# Given task:
Filter this data down to the lines that hold "Unique", and copy them.

# Rows:
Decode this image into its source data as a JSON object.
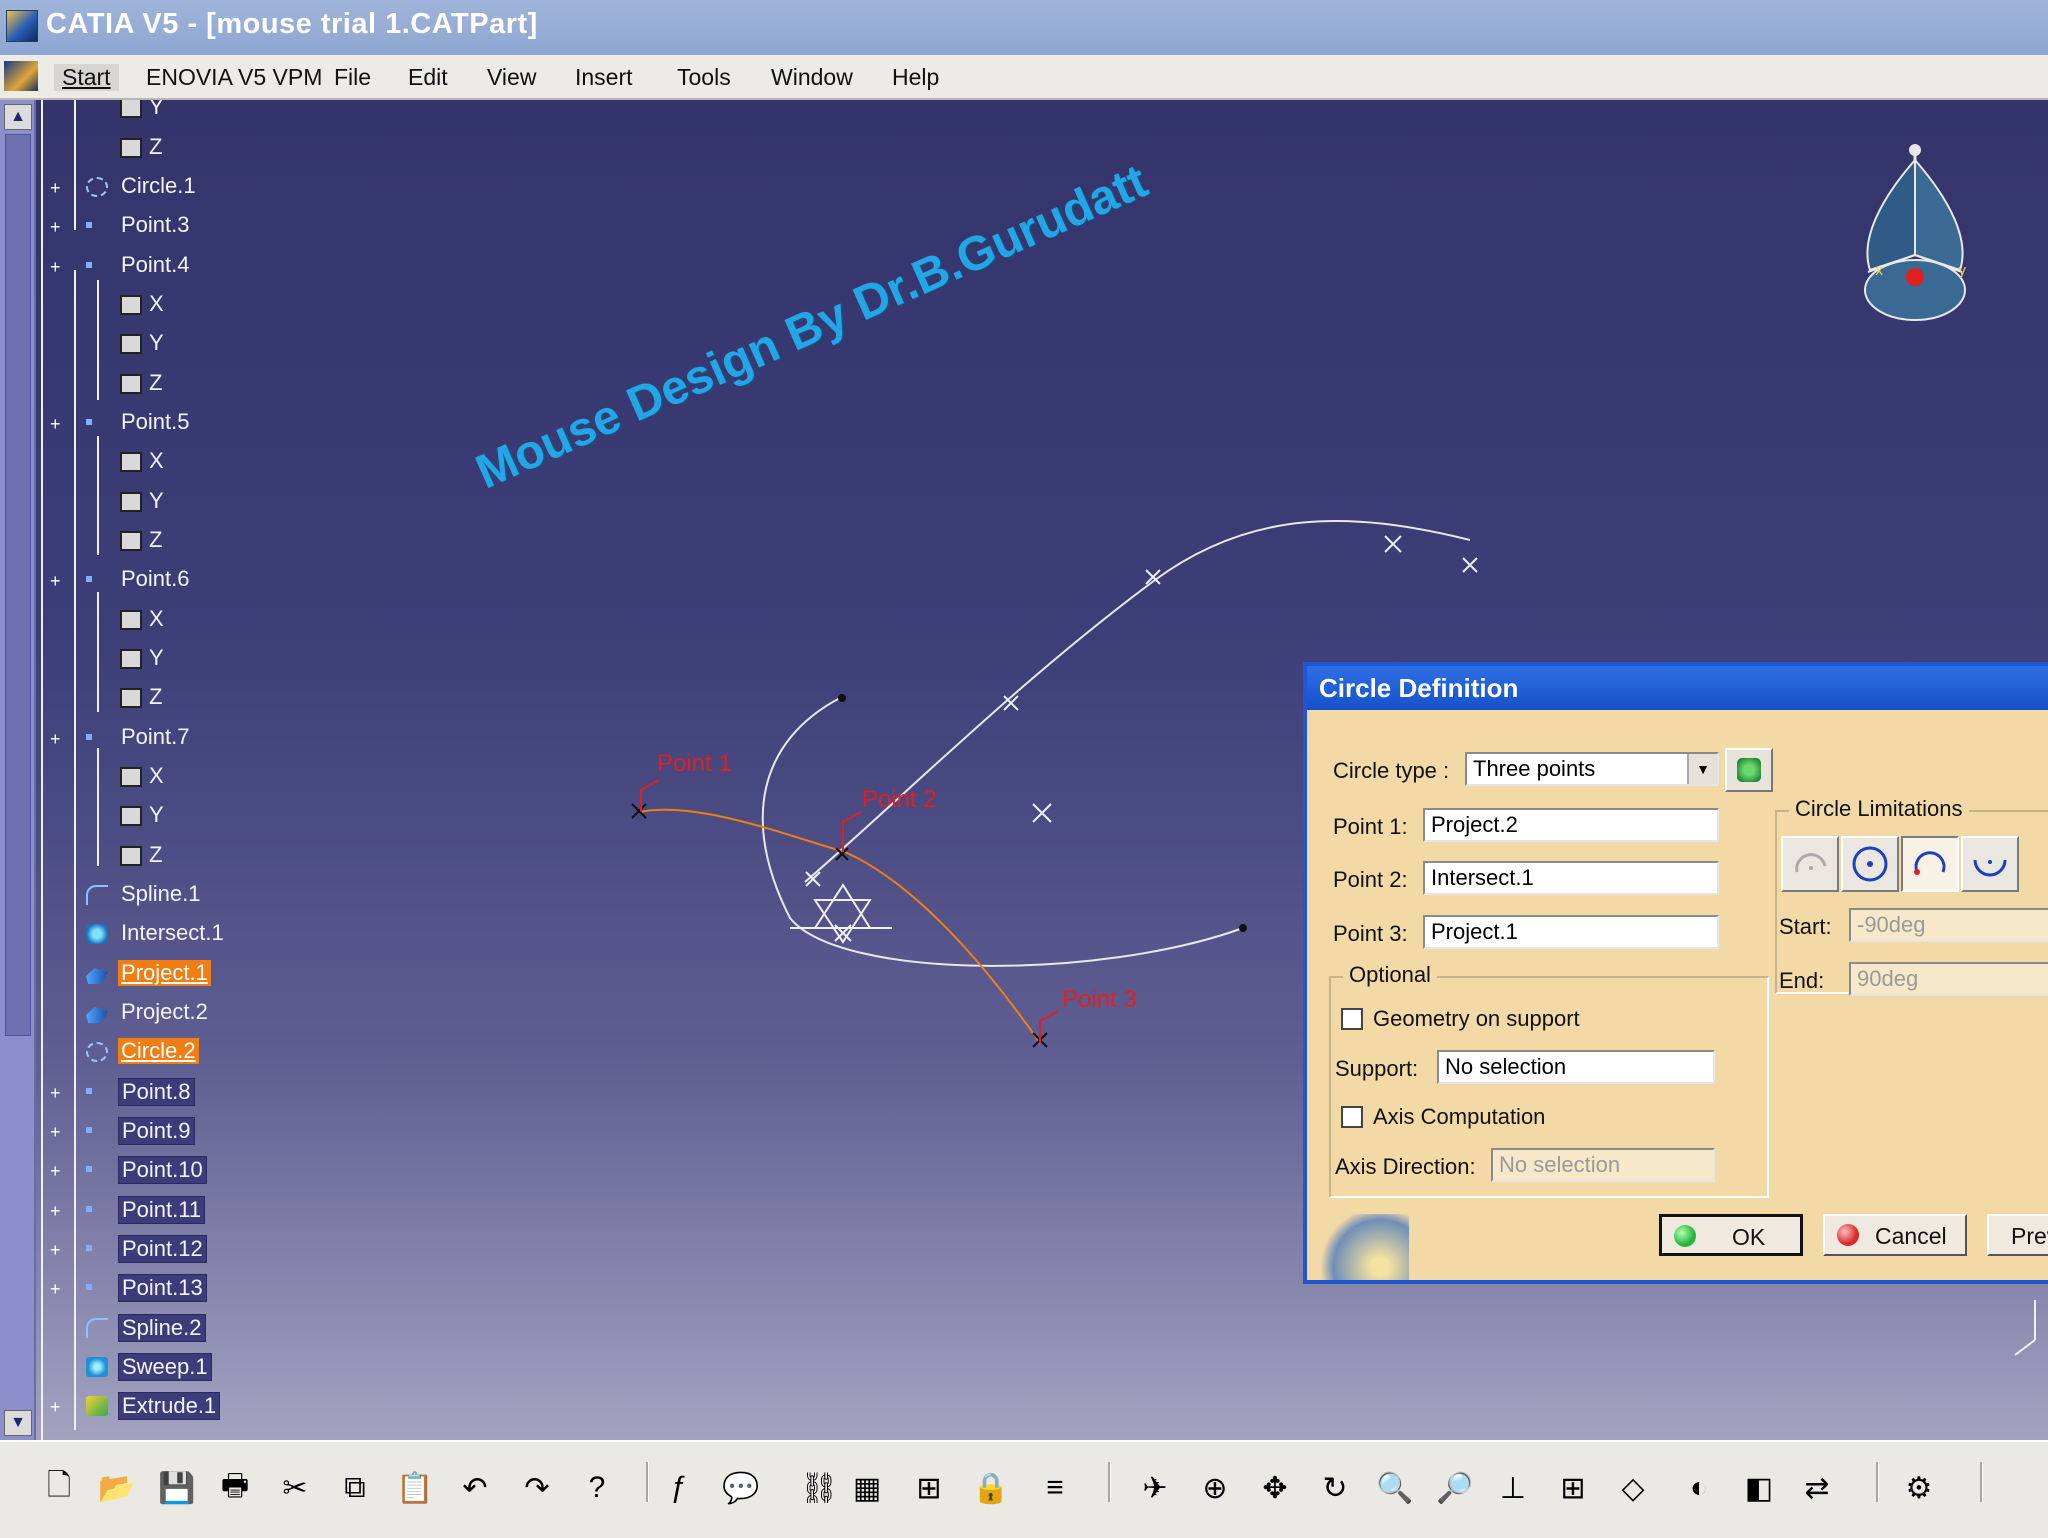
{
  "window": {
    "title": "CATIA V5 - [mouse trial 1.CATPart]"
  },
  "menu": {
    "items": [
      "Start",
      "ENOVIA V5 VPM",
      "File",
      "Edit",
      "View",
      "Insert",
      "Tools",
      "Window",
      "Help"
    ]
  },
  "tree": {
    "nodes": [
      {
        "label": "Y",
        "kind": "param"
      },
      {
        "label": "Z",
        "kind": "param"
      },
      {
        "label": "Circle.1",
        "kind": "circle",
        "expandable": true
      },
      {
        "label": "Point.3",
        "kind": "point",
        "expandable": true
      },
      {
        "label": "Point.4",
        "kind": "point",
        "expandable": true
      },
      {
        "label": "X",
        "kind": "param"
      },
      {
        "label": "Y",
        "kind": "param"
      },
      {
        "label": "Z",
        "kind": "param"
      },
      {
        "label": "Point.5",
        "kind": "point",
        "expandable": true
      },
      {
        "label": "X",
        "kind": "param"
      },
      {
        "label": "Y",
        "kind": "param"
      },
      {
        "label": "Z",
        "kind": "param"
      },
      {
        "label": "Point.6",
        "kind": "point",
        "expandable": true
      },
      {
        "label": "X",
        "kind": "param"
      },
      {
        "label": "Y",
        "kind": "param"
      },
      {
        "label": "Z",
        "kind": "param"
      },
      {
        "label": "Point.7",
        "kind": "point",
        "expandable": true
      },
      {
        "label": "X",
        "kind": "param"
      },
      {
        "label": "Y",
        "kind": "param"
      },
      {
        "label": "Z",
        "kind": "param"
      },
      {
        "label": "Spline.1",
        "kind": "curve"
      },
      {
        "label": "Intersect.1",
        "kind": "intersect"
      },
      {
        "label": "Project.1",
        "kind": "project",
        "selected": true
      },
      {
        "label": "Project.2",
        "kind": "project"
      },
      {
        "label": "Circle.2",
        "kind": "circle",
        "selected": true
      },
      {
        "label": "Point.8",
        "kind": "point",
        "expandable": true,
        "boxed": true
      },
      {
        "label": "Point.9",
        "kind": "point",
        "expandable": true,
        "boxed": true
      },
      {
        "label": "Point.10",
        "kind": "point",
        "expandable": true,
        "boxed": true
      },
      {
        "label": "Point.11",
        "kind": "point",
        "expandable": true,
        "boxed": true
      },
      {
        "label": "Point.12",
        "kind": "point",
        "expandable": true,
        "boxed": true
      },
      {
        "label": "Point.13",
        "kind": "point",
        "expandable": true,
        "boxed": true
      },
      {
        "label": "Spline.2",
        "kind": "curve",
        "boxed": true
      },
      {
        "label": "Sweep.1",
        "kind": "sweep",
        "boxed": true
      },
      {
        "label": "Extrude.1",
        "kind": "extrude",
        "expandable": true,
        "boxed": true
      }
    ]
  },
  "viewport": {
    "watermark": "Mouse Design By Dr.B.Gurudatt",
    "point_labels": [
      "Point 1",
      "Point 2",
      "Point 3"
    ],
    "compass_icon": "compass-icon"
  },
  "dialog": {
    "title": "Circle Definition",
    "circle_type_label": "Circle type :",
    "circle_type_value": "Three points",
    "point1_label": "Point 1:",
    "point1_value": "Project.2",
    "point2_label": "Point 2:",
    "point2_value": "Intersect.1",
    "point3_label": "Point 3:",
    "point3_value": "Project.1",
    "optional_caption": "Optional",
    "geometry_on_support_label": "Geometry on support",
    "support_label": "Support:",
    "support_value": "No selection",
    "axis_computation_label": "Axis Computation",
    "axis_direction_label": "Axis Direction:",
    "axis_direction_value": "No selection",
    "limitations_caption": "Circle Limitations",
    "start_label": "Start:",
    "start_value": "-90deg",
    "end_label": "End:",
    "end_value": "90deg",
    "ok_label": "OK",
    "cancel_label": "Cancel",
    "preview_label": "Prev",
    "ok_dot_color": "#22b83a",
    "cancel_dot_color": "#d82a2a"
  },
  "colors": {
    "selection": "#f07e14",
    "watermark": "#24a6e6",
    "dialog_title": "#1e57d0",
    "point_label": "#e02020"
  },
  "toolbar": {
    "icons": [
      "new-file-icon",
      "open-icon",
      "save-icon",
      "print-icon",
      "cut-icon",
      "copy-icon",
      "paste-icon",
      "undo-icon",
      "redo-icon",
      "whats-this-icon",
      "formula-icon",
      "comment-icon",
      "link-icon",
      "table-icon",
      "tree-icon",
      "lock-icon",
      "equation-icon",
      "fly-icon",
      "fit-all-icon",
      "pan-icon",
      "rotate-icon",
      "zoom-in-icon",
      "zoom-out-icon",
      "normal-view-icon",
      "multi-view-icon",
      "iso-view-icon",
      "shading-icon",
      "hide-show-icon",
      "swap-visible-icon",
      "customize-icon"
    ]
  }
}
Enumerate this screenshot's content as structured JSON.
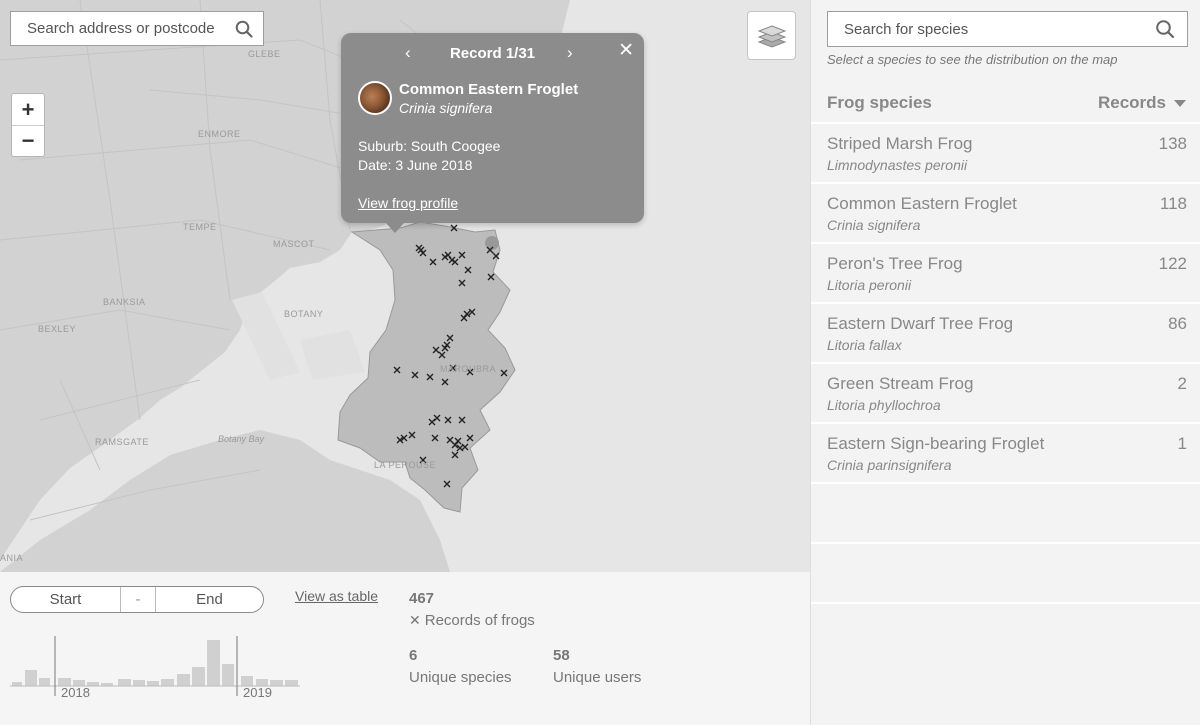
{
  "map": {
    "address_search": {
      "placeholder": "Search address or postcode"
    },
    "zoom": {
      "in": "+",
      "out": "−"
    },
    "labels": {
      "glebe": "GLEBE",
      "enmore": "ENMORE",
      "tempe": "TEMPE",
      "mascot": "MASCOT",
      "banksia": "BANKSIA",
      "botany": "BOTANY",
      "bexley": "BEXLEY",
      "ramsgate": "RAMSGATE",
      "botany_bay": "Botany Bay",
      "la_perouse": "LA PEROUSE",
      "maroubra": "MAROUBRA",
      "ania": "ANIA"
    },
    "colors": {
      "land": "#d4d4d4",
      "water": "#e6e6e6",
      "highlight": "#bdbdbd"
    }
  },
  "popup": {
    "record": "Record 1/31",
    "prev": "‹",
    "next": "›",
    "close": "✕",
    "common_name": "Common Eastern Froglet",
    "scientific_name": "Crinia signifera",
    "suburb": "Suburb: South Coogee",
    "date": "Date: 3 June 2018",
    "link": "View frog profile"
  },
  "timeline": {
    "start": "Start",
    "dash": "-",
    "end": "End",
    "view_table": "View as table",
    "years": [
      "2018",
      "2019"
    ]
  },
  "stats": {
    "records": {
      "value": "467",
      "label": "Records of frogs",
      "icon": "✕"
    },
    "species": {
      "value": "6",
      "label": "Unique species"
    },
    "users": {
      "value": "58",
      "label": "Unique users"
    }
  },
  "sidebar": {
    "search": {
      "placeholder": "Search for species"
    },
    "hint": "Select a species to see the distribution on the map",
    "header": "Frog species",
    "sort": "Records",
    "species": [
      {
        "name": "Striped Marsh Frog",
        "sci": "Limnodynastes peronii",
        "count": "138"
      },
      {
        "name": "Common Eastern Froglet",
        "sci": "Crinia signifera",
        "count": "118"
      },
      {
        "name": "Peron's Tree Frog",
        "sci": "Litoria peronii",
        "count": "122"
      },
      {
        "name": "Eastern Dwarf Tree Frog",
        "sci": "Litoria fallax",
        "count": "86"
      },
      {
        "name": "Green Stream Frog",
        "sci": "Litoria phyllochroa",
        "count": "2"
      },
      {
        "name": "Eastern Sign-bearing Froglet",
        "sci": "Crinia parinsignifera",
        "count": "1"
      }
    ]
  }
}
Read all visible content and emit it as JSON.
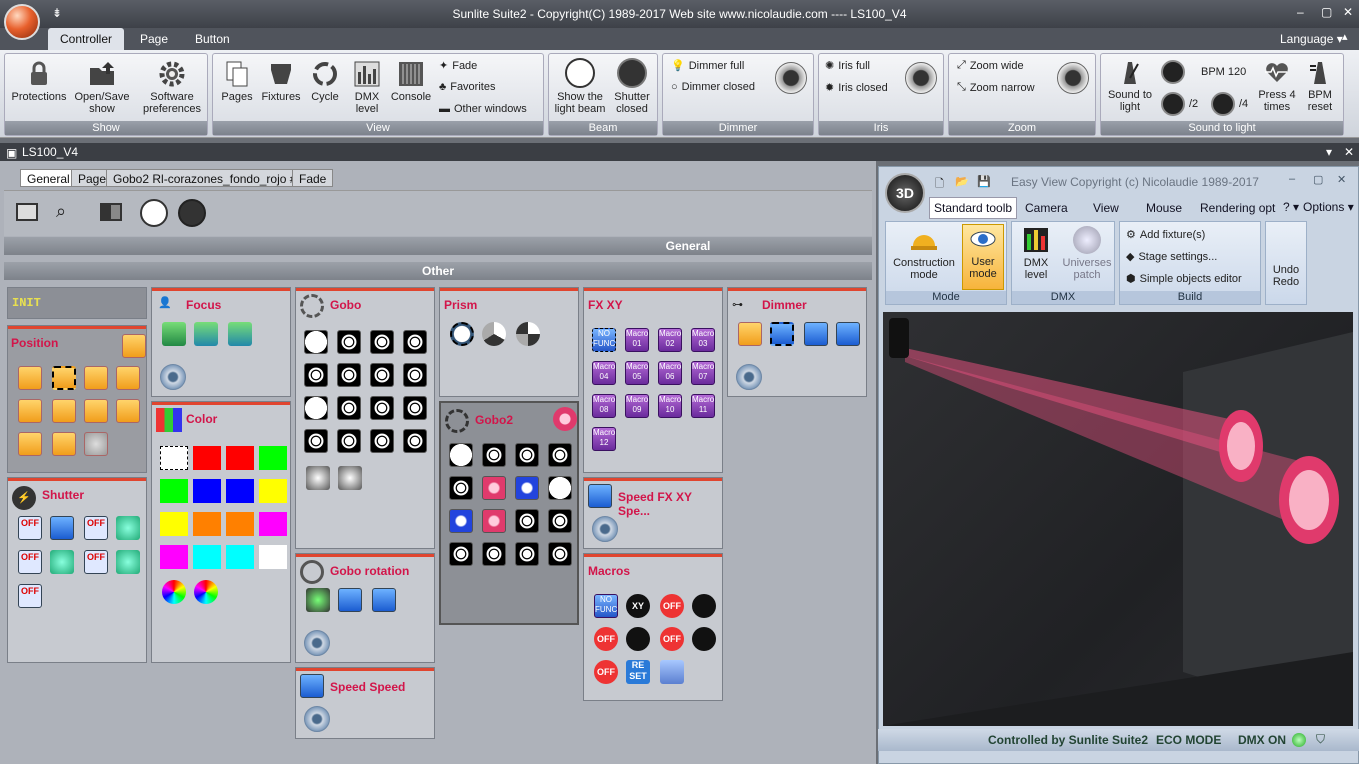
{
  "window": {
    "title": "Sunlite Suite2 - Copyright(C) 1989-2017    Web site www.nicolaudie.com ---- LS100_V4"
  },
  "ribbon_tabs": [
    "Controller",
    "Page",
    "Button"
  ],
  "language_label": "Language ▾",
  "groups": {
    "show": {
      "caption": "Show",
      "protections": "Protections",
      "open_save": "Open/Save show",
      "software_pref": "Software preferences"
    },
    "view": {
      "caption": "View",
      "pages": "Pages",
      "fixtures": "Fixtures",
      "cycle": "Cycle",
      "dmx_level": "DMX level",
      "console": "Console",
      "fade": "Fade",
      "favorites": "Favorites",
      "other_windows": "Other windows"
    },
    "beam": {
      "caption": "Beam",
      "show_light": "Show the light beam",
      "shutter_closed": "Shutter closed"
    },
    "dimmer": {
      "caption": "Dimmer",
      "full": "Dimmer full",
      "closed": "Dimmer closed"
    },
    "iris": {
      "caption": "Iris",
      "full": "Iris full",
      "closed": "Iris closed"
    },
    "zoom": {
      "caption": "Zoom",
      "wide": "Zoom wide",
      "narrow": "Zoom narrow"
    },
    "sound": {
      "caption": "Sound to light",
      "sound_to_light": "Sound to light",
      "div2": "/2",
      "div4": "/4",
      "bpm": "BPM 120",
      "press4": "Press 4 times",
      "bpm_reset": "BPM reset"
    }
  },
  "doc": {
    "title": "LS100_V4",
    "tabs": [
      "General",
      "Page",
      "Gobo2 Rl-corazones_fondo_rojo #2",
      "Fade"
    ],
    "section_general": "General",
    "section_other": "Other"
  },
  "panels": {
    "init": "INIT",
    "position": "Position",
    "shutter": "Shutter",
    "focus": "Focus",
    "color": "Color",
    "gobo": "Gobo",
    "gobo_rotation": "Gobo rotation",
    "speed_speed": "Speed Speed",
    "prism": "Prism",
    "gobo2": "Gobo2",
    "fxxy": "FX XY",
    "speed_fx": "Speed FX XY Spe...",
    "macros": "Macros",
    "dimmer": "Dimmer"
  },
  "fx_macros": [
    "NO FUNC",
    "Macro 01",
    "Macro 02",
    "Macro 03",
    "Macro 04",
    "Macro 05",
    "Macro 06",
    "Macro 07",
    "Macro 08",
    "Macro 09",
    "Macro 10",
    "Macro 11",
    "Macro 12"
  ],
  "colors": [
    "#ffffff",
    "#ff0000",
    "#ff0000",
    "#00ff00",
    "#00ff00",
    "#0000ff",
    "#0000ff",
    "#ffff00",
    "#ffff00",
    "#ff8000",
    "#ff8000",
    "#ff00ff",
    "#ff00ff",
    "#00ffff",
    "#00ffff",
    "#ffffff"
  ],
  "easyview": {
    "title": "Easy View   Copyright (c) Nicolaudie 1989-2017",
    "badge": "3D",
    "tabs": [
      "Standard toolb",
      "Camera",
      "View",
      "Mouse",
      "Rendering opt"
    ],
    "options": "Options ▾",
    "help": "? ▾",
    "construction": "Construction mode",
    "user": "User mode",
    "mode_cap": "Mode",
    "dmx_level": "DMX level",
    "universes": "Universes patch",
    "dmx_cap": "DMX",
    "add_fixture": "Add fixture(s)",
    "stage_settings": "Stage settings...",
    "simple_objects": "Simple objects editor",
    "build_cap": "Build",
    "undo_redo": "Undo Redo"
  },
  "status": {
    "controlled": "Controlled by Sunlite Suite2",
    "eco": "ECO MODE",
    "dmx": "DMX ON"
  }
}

# The output:
      "label": "Unique species"
      "label": "Unique users"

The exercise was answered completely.